::: Data records :::

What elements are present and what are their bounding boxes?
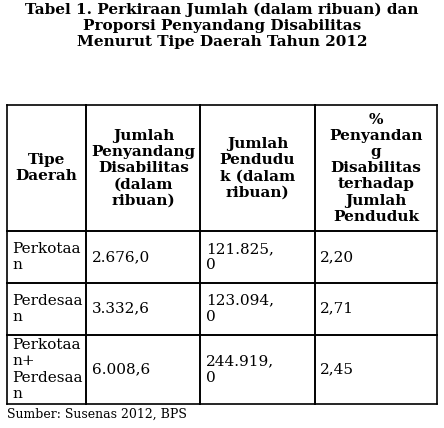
Text: Tipe
Daerah: Tipe Daerah (16, 153, 77, 183)
Text: 121.825,
0: 121.825, 0 (206, 242, 274, 272)
Text: Perkotaa
n+
Perdesaa
n: Perkotaa n+ Perdesaa n (12, 338, 83, 401)
Text: 2,45: 2,45 (320, 363, 354, 377)
Text: Perkotaa
n: Perkotaa n (12, 242, 80, 272)
Text: 123.094,
0: 123.094, 0 (206, 294, 274, 324)
Text: 2.676,0: 2.676,0 (91, 250, 150, 264)
Text: Perdesaa
n: Perdesaa n (12, 294, 83, 324)
Text: Jumlah
Pendudu
k (dalam
ribuan): Jumlah Pendudu k (dalam ribuan) (220, 137, 295, 199)
Text: Jumlah
Penyandang
Disabilitas
(dalam
ribuan): Jumlah Penyandang Disabilitas (dalam rib… (91, 129, 195, 208)
Text: 2,71: 2,71 (320, 302, 354, 316)
Text: 2,20: 2,20 (320, 250, 354, 264)
Text: Sumber: Susenas 2012, BPS: Sumber: Susenas 2012, BPS (7, 408, 186, 421)
Text: 6.008,6: 6.008,6 (91, 363, 150, 377)
Text: 244.919,
0: 244.919, 0 (206, 354, 274, 385)
Text: %
Penyandan
g
Disabilitas
terhadap
Jumlah
Penduduk: % Penyandan g Disabilitas terhadap Jumla… (329, 113, 423, 224)
Text: Tabel 1. Perkiraan Jumlah (dalam ribuan) dan
Proporsi Penyandang Disabilitas
Men: Tabel 1. Perkiraan Jumlah (dalam ribuan)… (25, 2, 419, 49)
Text: 3.332,6: 3.332,6 (91, 302, 150, 316)
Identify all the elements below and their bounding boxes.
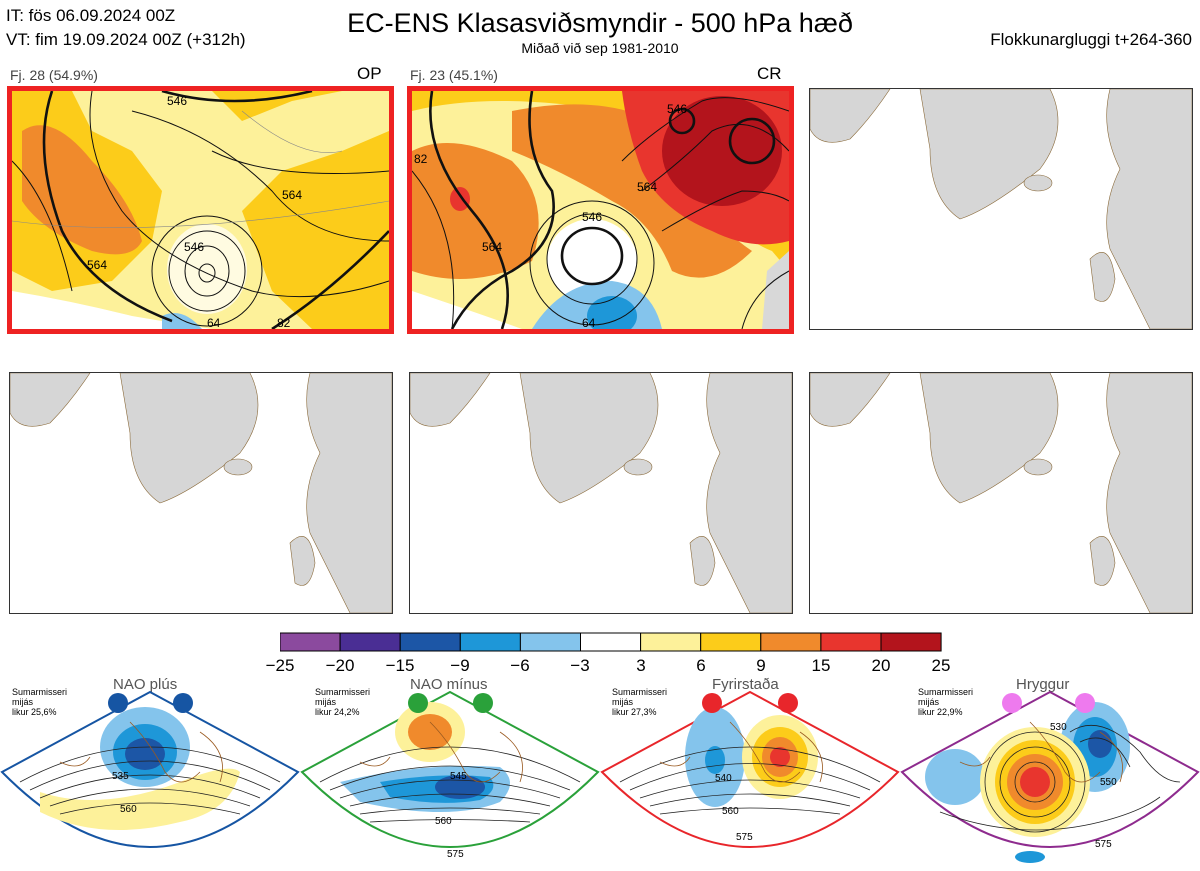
regime-2-title: NAO mínus [410,676,488,693]
regime-contour-label: 540 [715,773,732,784]
regime-3-title: Fyrirstaða [712,676,779,693]
colorbar-swatch [399,632,461,652]
regime-map-1: 535 560 [0,690,300,848]
panel-1-code: OP [357,64,382,83]
initial-time: IT: fös 06.09.2024 00Z [6,6,176,25]
colorbar-tick: 20 [871,656,891,675]
regime-map-3: 540 560 575 [600,690,900,848]
regime-contour-label: 560 [722,806,739,817]
empty-map-4 [10,373,392,613]
colorbar-swatch [519,632,581,652]
regime-season: Sumarmisseri [918,687,974,697]
colorbar-tick: 25 [931,656,951,675]
colorbar-tick: −25 [265,656,295,675]
cluster-panel-5[interactable] [409,372,793,614]
regime-1-title: NAO plús [113,676,178,693]
cluster-map-2: 546 546 564 564 82 64 [412,91,789,329]
colorbar-tick: −9 [450,656,470,675]
classification-window: Flokkunargluggi t+264-360 [990,30,1192,49]
header-info: IT: fös 06.09.2024 00Z VT: fim 19.09.202… [6,4,246,52]
cluster-panel-1[interactable]: 546 564 546 564 82 64 [7,86,394,334]
regime-contour-label: 575 [736,832,753,843]
contour-label: 82 [277,316,291,329]
regime-4-info: Sumarmisseri mijás likur 22,9% [918,687,973,717]
colorbar-tick: −6 [510,656,530,675]
colorbar-swatch [459,632,521,652]
cluster-panel-4[interactable] [9,372,393,614]
contour-label: 564 [87,258,107,272]
colorbar-swatch [760,632,822,652]
contour-label: 564 [282,188,302,202]
empty-map-6 [810,373,1192,613]
regime-label: mijás [12,697,34,707]
colorbar-tick: 15 [811,656,831,675]
valid-time: VT: fim 19.09.2024 00Z (+312h) [6,30,246,49]
colorbar-swatch [580,632,642,652]
contour-label: 546 [184,240,204,254]
regime-label: mijás [612,697,634,707]
regime-1-info: Sumarmisseri mijás likur 25,6% [12,687,67,717]
colorbar-swatch [279,632,341,652]
colorbar-tick: −15 [385,656,415,675]
empty-map-3 [810,89,1192,329]
contour-label: 546 [167,94,187,108]
contour-label: 64 [207,316,221,329]
colorbar-swatches [279,632,942,652]
contour-label: 82 [414,152,428,166]
colorbar-tick: −3 [570,656,590,675]
regime-map-4: 530 550 575 [900,690,1200,863]
regime-contour-label: 530 [1050,722,1067,733]
panel-2-label: Fj. 23 (45.1%) [410,67,498,83]
page-subtitle: Miðað við sep 1981-2010 [521,40,679,56]
regime-label: mijás [918,697,940,707]
cluster-panel-6[interactable] [809,372,1193,614]
regime-contour-label: 575 [1095,839,1112,850]
colorbar-tick: 6 [696,656,706,675]
colorbar-swatch [700,632,762,652]
regime-season: Sumarmisseri [315,687,371,697]
colorbar-swatch [880,632,942,652]
cluster-map-1: 546 564 546 564 82 64 [12,91,389,329]
regime-season: Sumarmisseri [612,687,668,697]
cluster-panel-2[interactable]: 546 546 564 564 82 64 [407,86,794,334]
contour-label: 64 [582,316,596,329]
panel-2-code: CR [757,64,782,83]
empty-map-5 [410,373,792,613]
colorbar-swatch [820,632,882,652]
regime-prob: likur 22,9% [918,707,963,717]
regime-contour-label: 545 [450,771,467,782]
regime-prob: likur 24,2% [315,707,360,717]
panel-1-label: Fj. 28 (54.9%) [10,67,98,83]
regime-2-info: Sumarmisseri mijás likur 24,2% [315,687,370,717]
cluster-panel-3[interactable] [809,88,1193,330]
regime-contour-label: 575 [447,849,464,860]
regime-contour-label: 560 [120,804,137,815]
contour-label: 546 [582,210,602,224]
colorbar [279,632,942,657]
page-title: EC-ENS Klasasviðsmyndir - 500 hPa hæð [347,8,853,38]
regime-contour-label: 535 [112,771,129,782]
regime-3-info: Sumarmisseri mijás likur 27,3% [612,687,667,717]
regime-contour-label: 560 [435,816,452,827]
regime-map-2: 545 560 575 [300,690,600,860]
regime-4-title: Hryggur [1016,676,1070,693]
contour-label: 546 [667,102,687,116]
regime-contour-label: 550 [1100,777,1117,788]
colorbar-tick: 9 [756,656,766,675]
regime-prob: likur 25,6% [12,707,57,717]
colorbar-swatch [339,632,401,652]
regime-label: mijás [315,697,337,707]
regime-prob: likur 27,3% [612,707,657,717]
regime-season: Sumarmisseri [12,687,68,697]
contour-label: 564 [482,240,502,254]
colorbar-tick: 3 [636,656,646,675]
contour-label: 564 [637,180,657,194]
colorbar-tick: −20 [325,656,355,675]
colorbar-swatch [640,632,702,652]
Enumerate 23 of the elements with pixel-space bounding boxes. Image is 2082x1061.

:::

== Short task ==
Reproduce verbatim the part of the records that begins with the line containing "regime-2-title: NAO mínus [410,676,488,693]" and ends with the line containing "classification-window: Flokkunargluggi t+264-360", including both of those lines.

== The solution ==
regime-2-title: NAO mínus [410,676,488,693]
regime-contour-label: 540 [715,773,732,784]
regime-3-title: Fyrirstaða [712,676,779,693]
colorbar-swatch [399,632,461,652]
regime-map-1: 535 560 [0,690,300,848]
panel-1-code: OP [357,64,382,83]
initial-time: IT: fös 06.09.2024 00Z [6,6,176,25]
colorbar-tick: 20 [871,656,891,675]
regime-map-3: 540 560 575 [600,690,900,848]
regime-contour-label: 560 [722,806,739,817]
empty-map-4 [10,373,392,613]
colorbar-swatch [519,632,581,652]
regime-season: Sumarmisseri [918,687,974,697]
colorbar-tick: 25 [931,656,951,675]
colorbar-tick: −25 [265,656,295,675]
cluster-panel-5[interactable] [409,372,793,614]
regime-1-title: NAO plús [113,676,178,693]
cluster-map-2: 546 546 564 564 82 64 [412,91,789,329]
colorbar-tick: −9 [450,656,470,675]
classification-window: Flokkunargluggi t+264-360 [990,30,1192,49]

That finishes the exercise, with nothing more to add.